Direction — Copy out each line that includes the word "Week".

Data entries

- - -

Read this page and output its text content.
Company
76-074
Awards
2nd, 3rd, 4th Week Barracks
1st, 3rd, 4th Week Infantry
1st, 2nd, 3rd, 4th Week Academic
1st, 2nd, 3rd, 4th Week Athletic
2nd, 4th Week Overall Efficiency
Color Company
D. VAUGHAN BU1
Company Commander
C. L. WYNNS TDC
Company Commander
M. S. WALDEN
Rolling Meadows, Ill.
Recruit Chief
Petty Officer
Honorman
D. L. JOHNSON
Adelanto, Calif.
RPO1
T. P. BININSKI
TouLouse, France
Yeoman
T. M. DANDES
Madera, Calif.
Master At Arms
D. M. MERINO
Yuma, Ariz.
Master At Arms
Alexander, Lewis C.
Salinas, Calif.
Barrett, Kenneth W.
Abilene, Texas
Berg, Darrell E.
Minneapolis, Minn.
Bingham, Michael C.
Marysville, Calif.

- - -

Written response —
2nd, 3rd, 4th Week Barracks
1st, 3rd, 4th Week Infantry
1st, 2nd, 3rd, 4th Week Academic
1st, 2nd, 3rd, 4th Week Athletic
2nd, 4th Week Overall Efficiency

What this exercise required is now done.